**EXERCISE OBJECTIVE:**
Find each line with the string "name" and copy it.

Extracts from a graphics dataset
════

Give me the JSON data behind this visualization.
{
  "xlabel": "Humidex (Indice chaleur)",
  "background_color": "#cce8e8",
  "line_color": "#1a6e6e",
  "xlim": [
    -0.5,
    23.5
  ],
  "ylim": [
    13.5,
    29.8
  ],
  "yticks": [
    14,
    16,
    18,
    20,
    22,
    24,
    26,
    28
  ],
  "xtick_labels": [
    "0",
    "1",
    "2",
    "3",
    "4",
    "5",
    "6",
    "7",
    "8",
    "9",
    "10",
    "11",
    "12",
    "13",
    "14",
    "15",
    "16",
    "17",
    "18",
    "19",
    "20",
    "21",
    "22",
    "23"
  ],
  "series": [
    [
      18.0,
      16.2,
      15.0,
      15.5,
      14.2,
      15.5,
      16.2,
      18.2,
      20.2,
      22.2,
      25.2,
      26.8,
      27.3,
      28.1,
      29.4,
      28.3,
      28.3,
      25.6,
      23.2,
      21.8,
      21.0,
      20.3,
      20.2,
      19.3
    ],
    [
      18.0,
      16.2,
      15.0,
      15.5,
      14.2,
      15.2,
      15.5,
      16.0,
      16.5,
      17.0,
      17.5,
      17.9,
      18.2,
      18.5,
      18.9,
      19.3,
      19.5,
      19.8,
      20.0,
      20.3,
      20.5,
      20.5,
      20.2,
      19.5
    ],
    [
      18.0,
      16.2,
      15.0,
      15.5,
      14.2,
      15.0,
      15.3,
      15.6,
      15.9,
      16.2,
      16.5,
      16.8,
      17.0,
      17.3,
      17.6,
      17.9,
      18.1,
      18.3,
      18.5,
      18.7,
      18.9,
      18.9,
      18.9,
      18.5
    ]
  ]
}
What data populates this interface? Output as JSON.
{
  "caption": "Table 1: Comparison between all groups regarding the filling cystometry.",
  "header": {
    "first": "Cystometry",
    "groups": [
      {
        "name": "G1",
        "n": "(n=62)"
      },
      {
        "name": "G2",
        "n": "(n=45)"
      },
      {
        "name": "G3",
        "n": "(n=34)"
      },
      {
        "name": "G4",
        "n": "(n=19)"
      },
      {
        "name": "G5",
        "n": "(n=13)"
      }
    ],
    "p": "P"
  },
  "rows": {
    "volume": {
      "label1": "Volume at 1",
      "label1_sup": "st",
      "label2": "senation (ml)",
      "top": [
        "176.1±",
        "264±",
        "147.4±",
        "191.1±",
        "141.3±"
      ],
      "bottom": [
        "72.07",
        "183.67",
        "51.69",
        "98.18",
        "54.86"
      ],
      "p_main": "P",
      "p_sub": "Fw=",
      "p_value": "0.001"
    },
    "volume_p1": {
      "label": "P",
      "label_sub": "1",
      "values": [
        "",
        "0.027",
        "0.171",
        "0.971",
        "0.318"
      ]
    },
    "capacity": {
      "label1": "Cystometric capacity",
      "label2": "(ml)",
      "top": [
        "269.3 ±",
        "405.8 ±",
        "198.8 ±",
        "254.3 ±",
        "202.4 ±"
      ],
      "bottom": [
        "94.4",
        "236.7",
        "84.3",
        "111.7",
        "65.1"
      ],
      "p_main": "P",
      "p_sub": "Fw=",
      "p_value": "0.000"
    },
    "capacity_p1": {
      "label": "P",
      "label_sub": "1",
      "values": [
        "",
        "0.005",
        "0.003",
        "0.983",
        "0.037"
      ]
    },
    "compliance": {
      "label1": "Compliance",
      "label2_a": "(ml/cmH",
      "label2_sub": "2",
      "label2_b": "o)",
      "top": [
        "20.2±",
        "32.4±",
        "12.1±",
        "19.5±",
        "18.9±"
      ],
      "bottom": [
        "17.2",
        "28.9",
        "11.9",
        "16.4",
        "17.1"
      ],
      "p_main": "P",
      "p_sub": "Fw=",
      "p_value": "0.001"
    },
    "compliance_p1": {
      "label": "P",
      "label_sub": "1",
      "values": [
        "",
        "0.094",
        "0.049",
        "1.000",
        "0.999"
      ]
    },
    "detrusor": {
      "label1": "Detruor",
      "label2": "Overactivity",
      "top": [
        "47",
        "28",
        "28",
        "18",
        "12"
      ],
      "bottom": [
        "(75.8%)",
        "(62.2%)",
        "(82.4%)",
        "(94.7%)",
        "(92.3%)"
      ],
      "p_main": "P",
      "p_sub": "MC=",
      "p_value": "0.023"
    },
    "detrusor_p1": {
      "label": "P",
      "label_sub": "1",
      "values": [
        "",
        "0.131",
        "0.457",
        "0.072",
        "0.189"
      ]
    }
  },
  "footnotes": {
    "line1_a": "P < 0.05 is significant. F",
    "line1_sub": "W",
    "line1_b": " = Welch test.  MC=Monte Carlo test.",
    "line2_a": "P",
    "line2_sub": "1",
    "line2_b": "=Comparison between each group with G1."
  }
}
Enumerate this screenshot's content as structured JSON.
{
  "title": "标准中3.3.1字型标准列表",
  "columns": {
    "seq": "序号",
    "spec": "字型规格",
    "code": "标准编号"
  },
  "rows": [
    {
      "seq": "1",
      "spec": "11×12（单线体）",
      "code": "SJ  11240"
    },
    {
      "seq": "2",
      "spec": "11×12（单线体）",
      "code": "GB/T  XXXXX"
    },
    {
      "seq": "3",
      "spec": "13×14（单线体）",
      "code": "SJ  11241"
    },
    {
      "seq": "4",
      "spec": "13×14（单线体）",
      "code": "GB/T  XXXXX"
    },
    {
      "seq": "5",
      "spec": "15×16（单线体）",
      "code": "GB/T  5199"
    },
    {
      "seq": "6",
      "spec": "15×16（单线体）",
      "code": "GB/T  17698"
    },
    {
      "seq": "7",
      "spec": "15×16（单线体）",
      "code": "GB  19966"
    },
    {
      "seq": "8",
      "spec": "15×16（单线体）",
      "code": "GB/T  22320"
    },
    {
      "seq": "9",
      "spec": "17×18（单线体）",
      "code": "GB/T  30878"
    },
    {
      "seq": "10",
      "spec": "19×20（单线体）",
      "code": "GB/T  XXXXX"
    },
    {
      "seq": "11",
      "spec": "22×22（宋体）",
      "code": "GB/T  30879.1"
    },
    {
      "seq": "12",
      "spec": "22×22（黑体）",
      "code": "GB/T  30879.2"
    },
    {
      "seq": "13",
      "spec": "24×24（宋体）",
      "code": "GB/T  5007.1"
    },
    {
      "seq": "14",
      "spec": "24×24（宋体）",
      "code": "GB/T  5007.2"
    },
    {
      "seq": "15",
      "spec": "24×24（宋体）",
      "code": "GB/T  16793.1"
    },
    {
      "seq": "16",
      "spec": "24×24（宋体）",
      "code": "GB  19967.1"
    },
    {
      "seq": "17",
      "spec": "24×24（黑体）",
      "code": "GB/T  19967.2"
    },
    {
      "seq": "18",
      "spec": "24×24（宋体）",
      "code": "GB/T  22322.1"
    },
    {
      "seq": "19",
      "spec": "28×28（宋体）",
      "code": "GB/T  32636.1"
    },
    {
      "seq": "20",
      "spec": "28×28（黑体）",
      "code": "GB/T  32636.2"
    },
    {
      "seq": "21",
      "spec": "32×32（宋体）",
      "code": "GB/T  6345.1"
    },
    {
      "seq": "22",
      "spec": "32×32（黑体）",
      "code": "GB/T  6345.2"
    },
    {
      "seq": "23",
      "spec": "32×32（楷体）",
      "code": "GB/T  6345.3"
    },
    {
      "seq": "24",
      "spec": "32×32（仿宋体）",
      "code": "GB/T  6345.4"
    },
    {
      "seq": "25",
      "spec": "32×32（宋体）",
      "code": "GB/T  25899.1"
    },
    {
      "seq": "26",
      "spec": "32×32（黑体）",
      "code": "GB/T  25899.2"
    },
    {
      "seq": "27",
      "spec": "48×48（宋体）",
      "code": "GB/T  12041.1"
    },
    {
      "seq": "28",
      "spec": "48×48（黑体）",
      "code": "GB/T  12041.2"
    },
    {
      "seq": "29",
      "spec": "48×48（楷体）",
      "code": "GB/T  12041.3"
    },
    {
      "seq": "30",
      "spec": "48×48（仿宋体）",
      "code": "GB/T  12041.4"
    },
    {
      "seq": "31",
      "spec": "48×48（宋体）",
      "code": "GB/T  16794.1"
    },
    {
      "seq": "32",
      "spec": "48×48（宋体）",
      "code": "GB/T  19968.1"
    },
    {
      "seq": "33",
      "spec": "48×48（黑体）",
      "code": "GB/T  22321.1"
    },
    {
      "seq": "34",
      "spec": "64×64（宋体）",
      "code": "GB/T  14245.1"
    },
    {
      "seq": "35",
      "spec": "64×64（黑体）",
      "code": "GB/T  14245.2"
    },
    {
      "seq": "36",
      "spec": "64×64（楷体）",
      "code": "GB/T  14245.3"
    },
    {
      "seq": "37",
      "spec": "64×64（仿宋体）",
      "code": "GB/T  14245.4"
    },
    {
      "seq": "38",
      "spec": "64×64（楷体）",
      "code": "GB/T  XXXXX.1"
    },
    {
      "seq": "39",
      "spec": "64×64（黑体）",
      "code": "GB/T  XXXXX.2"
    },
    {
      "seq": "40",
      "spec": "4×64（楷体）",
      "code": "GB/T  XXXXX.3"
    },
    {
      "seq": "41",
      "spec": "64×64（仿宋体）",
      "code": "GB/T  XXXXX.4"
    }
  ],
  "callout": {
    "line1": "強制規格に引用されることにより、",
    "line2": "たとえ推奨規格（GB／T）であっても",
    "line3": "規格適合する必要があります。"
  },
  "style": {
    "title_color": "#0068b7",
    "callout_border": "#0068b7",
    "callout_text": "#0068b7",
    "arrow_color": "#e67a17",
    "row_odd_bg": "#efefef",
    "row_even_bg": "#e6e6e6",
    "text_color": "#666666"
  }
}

════

**TASK OUTPUT:**
        "name": "G1",
        "name": "G2",
        "name": "G3",
        "name": "G4",
        "name": "G5",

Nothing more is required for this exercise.